> Stated task
Gather, from the data below, each line in which the word "title" occurs.

> Stored rows
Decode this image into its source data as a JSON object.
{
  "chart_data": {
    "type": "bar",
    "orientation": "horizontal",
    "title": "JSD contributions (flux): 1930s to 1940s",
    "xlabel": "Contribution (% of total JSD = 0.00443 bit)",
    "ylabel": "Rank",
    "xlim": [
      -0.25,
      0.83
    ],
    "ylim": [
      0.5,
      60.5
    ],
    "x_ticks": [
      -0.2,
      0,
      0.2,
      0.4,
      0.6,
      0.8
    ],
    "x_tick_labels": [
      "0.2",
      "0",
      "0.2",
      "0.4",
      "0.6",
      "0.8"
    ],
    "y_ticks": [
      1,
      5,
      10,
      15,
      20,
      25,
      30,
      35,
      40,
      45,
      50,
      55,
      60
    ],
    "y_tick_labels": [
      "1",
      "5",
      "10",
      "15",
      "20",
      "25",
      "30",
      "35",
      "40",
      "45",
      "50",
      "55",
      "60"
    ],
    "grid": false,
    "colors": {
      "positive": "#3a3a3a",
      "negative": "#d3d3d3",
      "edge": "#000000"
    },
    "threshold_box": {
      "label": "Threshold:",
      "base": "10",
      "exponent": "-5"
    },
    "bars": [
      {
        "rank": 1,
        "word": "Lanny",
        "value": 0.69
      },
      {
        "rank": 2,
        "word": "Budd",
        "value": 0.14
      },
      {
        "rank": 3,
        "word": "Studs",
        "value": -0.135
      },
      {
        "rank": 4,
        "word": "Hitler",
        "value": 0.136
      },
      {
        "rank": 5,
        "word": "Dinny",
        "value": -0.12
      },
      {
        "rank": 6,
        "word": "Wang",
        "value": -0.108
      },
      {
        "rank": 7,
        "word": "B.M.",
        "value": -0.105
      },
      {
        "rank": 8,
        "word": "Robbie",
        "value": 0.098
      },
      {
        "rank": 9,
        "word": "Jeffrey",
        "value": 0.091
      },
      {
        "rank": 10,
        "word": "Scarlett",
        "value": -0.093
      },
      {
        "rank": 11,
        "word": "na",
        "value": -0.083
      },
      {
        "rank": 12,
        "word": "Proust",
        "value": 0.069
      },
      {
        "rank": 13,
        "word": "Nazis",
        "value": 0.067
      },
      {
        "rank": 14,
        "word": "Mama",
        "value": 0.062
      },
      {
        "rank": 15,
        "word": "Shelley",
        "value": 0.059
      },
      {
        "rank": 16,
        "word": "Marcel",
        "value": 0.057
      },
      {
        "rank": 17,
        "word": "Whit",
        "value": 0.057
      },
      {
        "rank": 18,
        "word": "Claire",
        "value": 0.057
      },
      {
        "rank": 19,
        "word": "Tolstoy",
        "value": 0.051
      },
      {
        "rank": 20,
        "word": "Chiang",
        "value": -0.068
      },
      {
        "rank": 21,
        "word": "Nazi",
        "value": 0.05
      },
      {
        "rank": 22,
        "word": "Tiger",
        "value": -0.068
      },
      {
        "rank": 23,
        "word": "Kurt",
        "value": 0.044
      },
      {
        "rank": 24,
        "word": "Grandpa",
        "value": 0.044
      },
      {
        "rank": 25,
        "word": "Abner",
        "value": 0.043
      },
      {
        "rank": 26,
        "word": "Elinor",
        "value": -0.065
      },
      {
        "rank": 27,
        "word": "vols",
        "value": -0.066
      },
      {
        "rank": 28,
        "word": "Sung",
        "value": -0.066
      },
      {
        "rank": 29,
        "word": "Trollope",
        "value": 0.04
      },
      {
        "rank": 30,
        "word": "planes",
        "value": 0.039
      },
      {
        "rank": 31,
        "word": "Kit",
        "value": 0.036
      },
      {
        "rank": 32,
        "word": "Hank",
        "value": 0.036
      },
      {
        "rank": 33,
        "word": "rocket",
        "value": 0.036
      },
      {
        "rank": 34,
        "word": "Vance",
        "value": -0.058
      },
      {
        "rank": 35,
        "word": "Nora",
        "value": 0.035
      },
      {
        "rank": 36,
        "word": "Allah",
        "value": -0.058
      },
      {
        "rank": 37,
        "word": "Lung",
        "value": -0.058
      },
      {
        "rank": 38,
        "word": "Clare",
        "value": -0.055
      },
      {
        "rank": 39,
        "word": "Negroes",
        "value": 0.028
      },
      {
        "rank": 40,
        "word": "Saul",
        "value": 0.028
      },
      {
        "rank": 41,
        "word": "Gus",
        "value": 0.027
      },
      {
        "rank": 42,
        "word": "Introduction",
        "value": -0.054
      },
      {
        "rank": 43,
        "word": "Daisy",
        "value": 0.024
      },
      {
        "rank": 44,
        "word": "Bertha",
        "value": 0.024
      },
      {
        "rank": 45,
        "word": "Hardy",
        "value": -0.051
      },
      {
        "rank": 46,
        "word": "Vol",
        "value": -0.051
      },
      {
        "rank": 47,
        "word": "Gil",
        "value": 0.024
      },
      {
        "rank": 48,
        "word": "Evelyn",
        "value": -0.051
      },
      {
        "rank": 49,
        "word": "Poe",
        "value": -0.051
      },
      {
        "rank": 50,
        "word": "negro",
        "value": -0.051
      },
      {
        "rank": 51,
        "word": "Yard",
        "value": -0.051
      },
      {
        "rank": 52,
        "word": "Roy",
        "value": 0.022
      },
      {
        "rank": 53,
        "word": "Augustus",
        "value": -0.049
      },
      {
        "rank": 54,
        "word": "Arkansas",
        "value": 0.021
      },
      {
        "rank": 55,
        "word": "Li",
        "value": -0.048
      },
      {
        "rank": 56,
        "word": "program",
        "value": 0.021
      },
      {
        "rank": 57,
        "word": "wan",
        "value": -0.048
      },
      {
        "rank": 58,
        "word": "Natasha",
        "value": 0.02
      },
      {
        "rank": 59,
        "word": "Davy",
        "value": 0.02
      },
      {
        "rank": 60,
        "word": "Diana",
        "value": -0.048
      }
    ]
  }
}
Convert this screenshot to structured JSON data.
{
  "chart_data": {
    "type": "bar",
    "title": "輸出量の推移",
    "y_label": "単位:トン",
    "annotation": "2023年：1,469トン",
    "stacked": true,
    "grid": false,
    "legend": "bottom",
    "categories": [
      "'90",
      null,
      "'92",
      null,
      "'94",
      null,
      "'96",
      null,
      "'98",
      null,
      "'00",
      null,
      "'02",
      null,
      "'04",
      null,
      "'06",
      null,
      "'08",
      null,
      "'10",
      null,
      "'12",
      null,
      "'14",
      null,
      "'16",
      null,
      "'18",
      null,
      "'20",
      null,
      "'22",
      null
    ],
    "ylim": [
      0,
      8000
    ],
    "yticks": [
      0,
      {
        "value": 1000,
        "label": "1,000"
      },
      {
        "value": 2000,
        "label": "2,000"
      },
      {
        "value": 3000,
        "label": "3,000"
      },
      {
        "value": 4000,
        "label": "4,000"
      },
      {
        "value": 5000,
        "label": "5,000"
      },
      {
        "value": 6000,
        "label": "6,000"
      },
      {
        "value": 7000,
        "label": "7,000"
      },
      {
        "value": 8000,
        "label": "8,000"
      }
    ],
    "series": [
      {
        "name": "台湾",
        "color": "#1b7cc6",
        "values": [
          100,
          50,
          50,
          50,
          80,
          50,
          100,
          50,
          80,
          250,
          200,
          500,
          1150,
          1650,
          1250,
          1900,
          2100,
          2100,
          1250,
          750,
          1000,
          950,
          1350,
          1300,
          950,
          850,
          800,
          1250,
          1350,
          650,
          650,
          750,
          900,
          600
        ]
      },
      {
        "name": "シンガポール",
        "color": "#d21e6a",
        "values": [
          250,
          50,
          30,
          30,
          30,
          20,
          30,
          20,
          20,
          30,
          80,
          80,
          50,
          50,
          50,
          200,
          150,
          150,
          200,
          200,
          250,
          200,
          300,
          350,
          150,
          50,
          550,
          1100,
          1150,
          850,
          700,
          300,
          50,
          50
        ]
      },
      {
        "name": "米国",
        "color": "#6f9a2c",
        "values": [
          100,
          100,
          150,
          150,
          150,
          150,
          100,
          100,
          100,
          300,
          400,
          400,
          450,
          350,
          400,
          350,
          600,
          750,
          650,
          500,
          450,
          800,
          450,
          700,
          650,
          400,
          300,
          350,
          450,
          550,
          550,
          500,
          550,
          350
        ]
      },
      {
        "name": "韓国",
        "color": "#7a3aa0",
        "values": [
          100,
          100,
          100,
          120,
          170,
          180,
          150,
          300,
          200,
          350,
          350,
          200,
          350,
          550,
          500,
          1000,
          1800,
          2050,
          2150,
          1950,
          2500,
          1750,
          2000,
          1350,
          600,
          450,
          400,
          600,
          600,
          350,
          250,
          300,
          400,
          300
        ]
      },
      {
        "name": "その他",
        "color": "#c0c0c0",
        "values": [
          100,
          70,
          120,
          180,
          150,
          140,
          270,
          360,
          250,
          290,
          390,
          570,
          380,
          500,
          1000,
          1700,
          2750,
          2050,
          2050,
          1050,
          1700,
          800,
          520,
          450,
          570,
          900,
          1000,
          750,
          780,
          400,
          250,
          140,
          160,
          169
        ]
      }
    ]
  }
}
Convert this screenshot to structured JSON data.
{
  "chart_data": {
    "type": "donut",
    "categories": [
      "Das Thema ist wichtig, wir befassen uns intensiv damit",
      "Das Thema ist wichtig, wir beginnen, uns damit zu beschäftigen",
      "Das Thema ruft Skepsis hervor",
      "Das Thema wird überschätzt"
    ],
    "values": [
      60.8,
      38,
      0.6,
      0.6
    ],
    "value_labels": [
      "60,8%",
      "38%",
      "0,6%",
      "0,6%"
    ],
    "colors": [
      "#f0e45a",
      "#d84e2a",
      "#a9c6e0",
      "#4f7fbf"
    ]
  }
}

> Complete answer
    "title": "JSD contributions (flux): 1930s to 1940s",
    "title": "輸出量の推移",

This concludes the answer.